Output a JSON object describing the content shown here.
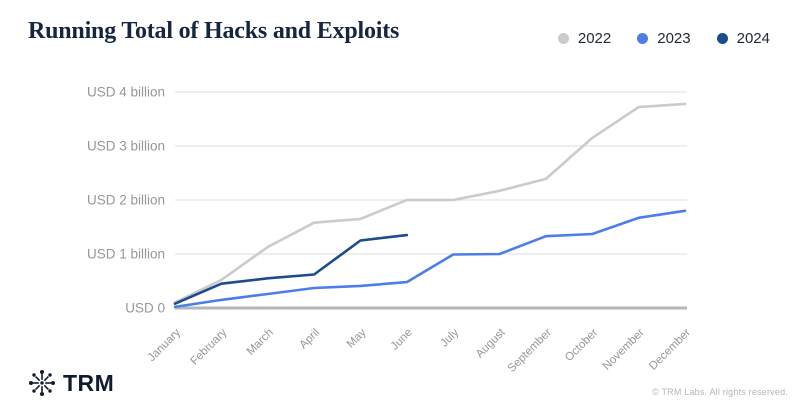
{
  "header": {
    "title": "Running Total of Hacks and Exploits"
  },
  "footer": {
    "logo_text": "TRM",
    "copyright": "© TRM Labs. All rights reserved."
  },
  "chart_data": {
    "type": "line",
    "title": "Running Total of Hacks and Exploits",
    "unit": "USD billions (cumulative)",
    "categories": [
      "January",
      "February",
      "March",
      "April",
      "May",
      "June",
      "July",
      "August",
      "September",
      "October",
      "November",
      "December"
    ],
    "y_ticks": [
      {
        "value": 0,
        "label": "USD 0"
      },
      {
        "value": 1,
        "label": "USD 1 billion"
      },
      {
        "value": 2,
        "label": "USD 2 billion"
      },
      {
        "value": 3,
        "label": "USD 3 billion"
      },
      {
        "value": 4,
        "label": "USD 4 billion"
      }
    ],
    "ylim": [
      0,
      4
    ],
    "grid": true,
    "legend_position": "top-right",
    "series": [
      {
        "name": "2022",
        "color": "#c9cbce",
        "values": [
          0.1,
          0.52,
          1.13,
          1.58,
          1.65,
          2.0,
          2.0,
          2.17,
          2.39,
          3.15,
          3.72,
          3.78
        ]
      },
      {
        "name": "2023",
        "color": "#4d7de8",
        "values": [
          0.02,
          0.15,
          0.26,
          0.37,
          0.41,
          0.48,
          0.99,
          1.0,
          1.33,
          1.37,
          1.67,
          1.8
        ]
      },
      {
        "name": "2024",
        "color": "#1c4b8e",
        "values": [
          0.08,
          0.45,
          0.55,
          0.62,
          1.25,
          1.35
        ]
      }
    ],
    "colors": {
      "gridline": "#e2e4e7",
      "baseline": "#b4b7ba",
      "axis_label": "#94979b",
      "title": "#16263e"
    }
  }
}
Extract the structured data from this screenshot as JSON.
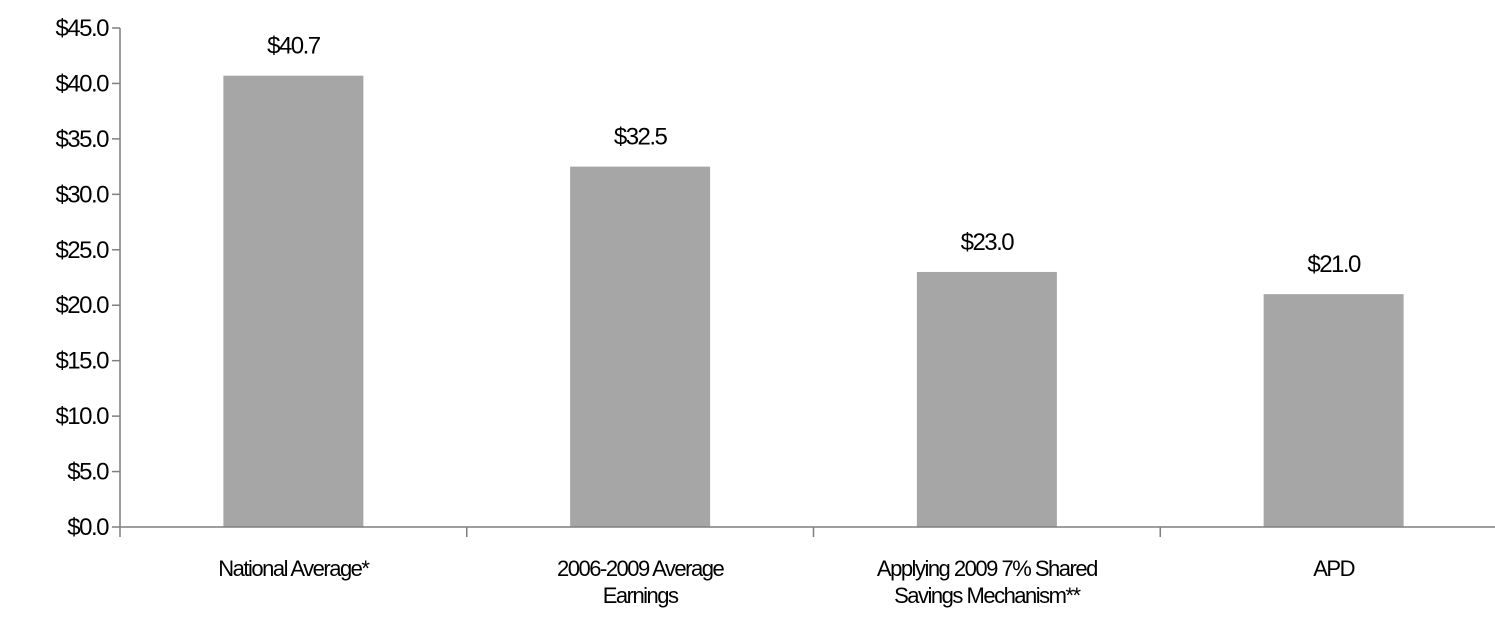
{
  "chart_data": {
    "type": "bar",
    "categories": [
      [
        "National Average*"
      ],
      [
        "2006-2009 Average",
        "Earnings"
      ],
      [
        "Applying 2009 7% Shared",
        "Savings Mechanism**"
      ],
      [
        "APD"
      ]
    ],
    "values": [
      40.7,
      32.5,
      23.0,
      21.0
    ],
    "data_labels": [
      "$40.7",
      "$32.5",
      "$23.0",
      "$21.0"
    ],
    "y_ticks": [
      "$0.0",
      "$5.0",
      "$10.0",
      "$15.0",
      "$20.0",
      "$25.0",
      "$30.0",
      "$35.0",
      "$40.0",
      "$45.0"
    ],
    "ylim": [
      0,
      45
    ],
    "title": "",
    "xlabel": "",
    "ylabel": "",
    "grid": false,
    "bar_color": "#a6a6a6",
    "axis_color": "#7f7f7f"
  }
}
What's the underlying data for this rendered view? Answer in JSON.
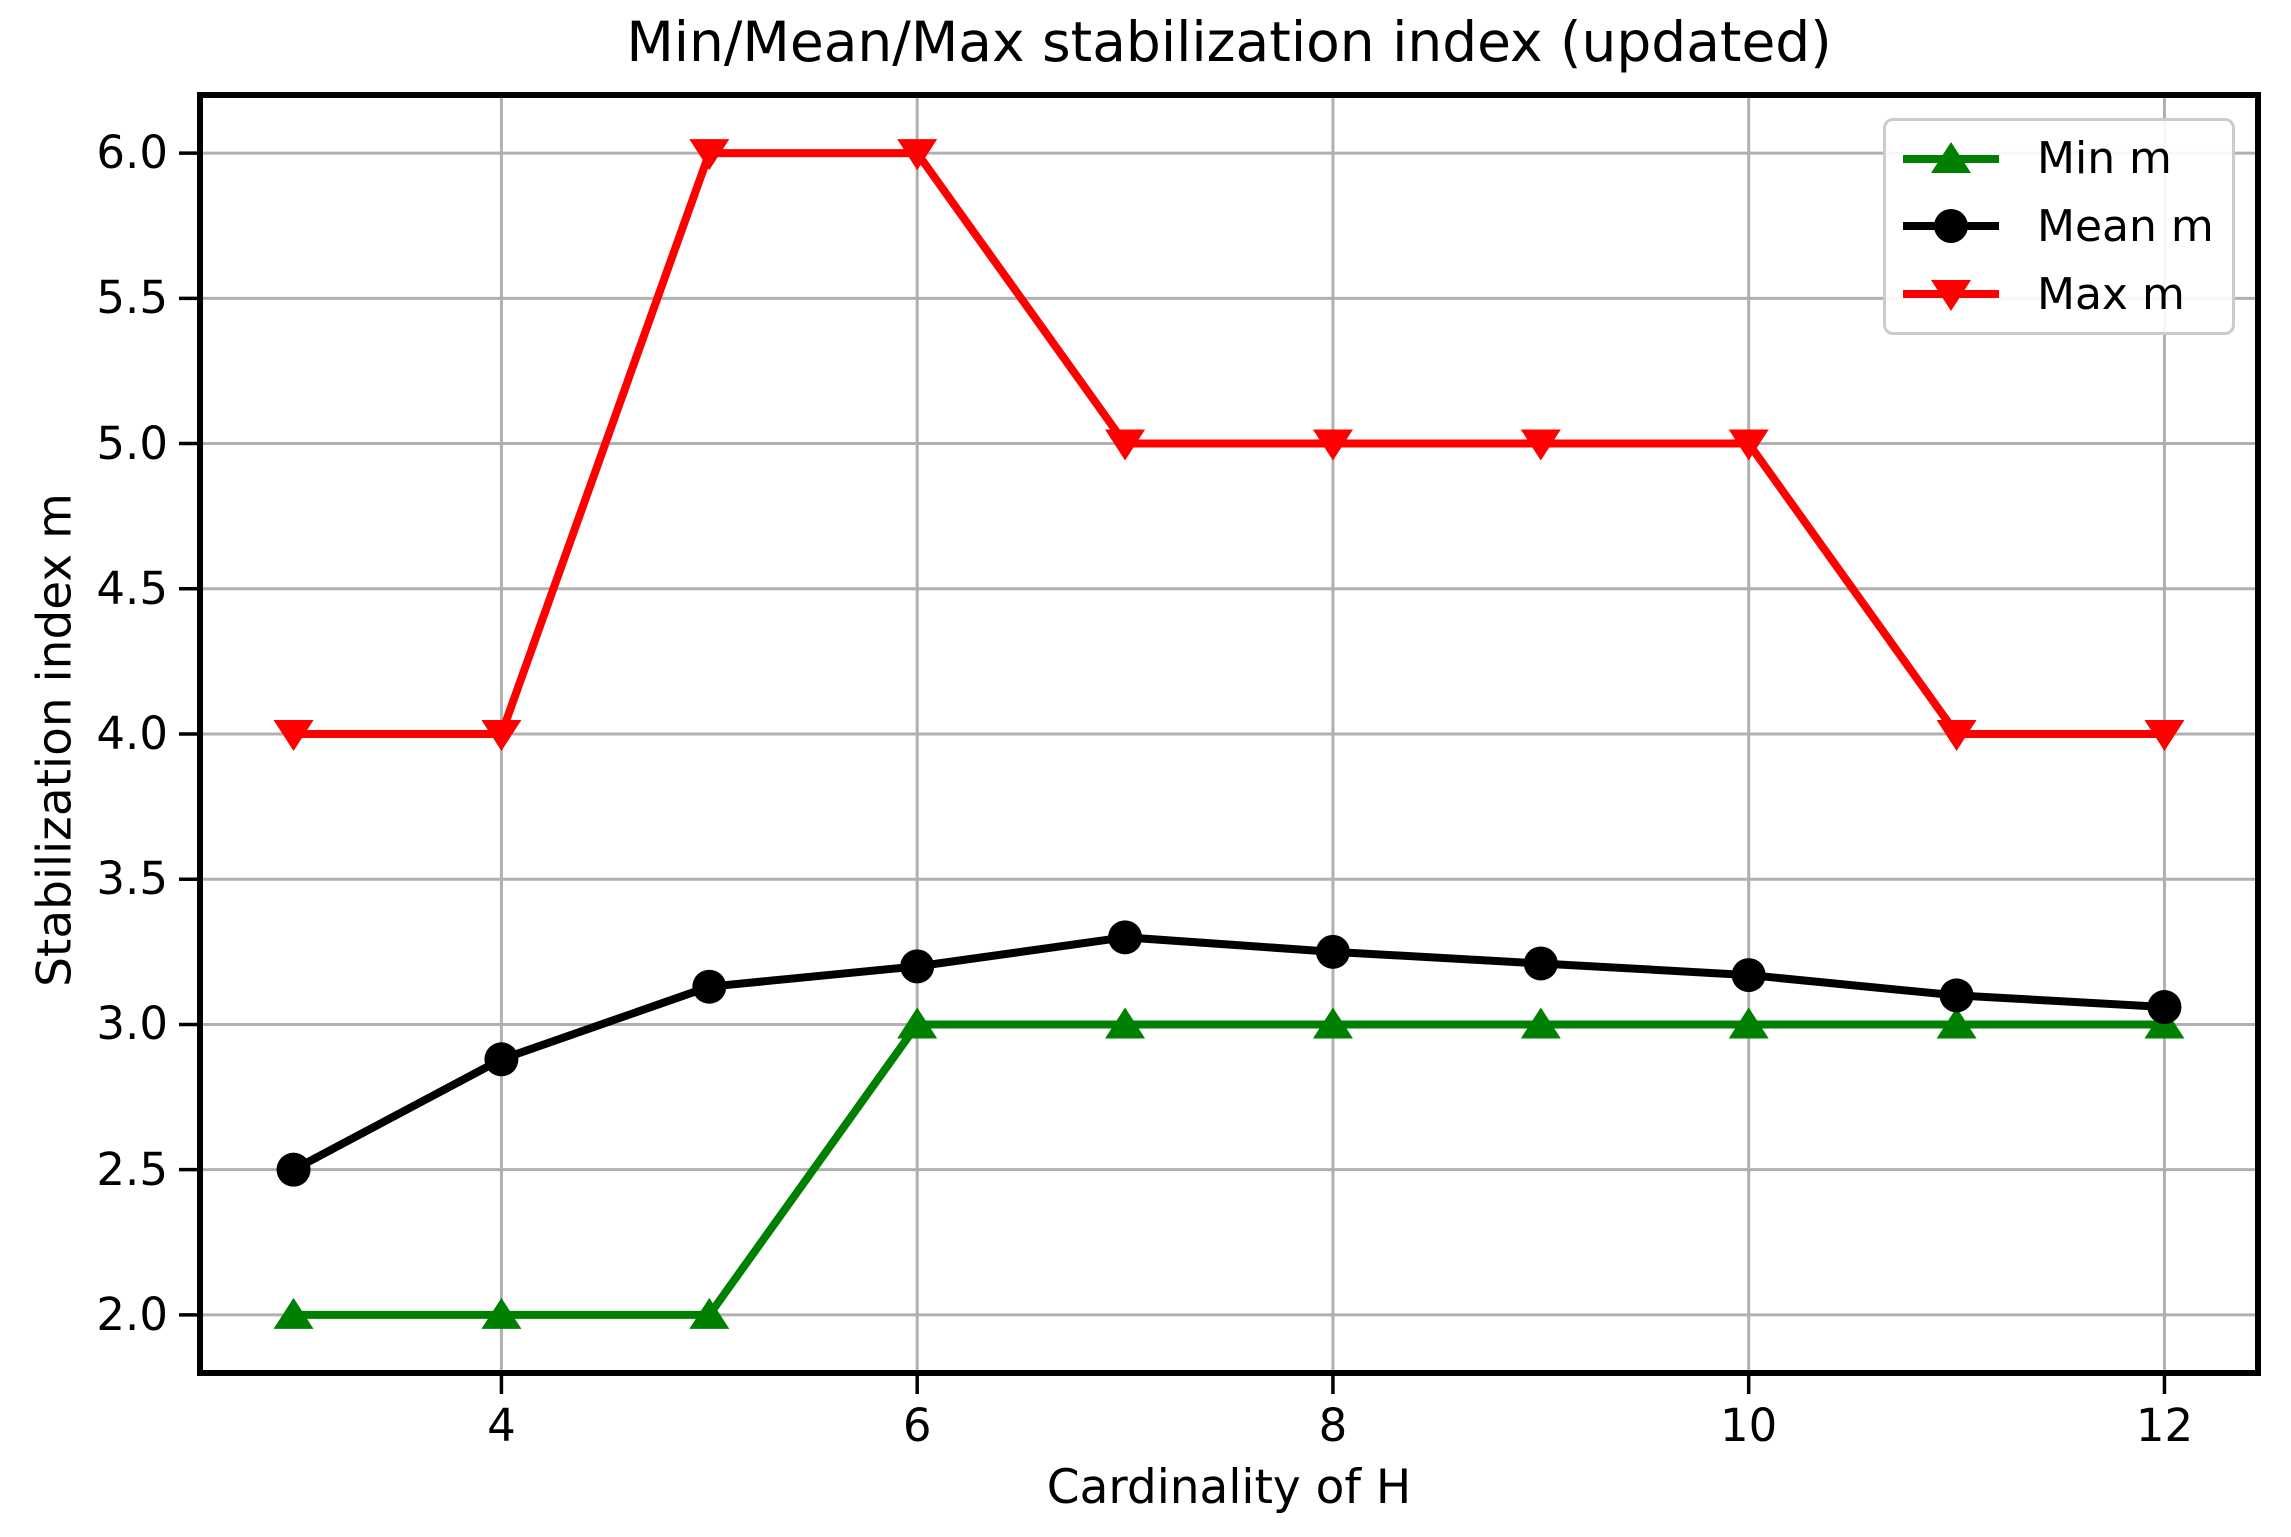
{
  "title": "Min/Mean/Max stabilization index (updated)",
  "chart_data": {
    "type": "line",
    "title": "Min/Mean/Max stabilization index (updated)",
    "xlabel": "Cardinality of H",
    "ylabel": "Stabilization index m",
    "x": [
      3,
      4,
      5,
      6,
      7,
      8,
      9,
      10,
      11,
      12
    ],
    "series": [
      {
        "name": "Min m",
        "color": "#008000",
        "marker": "triangle-up",
        "values": [
          2,
          2,
          2,
          3,
          3,
          3,
          3,
          3,
          3,
          3
        ]
      },
      {
        "name": "Mean m",
        "color": "#000000",
        "marker": "circle",
        "values": [
          2.5,
          2.88,
          3.13,
          3.2,
          3.3,
          3.25,
          3.21,
          3.17,
          3.1,
          3.06
        ]
      },
      {
        "name": "Max m",
        "color": "#ff0000",
        "marker": "triangle-down",
        "values": [
          4,
          4,
          6,
          6,
          5,
          5,
          5,
          5,
          4,
          4
        ]
      }
    ],
    "xticks": [
      4,
      6,
      8,
      10,
      12
    ],
    "yticks": [
      2.0,
      2.5,
      3.0,
      3.5,
      4.0,
      4.5,
      5.0,
      5.5,
      6.0
    ],
    "xlim": [
      2.55,
      12.45
    ],
    "ylim": [
      1.8,
      6.2
    ],
    "grid": true,
    "grid_color": "#b0b0b0",
    "legend_position": "upper right",
    "background": "#ffffff"
  },
  "legend": {
    "items": [
      {
        "label": "Min m"
      },
      {
        "label": "Mean m"
      },
      {
        "label": "Max m"
      }
    ]
  }
}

** EXERCISE AIM **
All lines in the data that contain the word "Running" should be copied.

** EXERCISE OUTPUT **
    "title": "Running Total of Hacks and Exploits"
    "title": "Running Total of Hacks and Exploits",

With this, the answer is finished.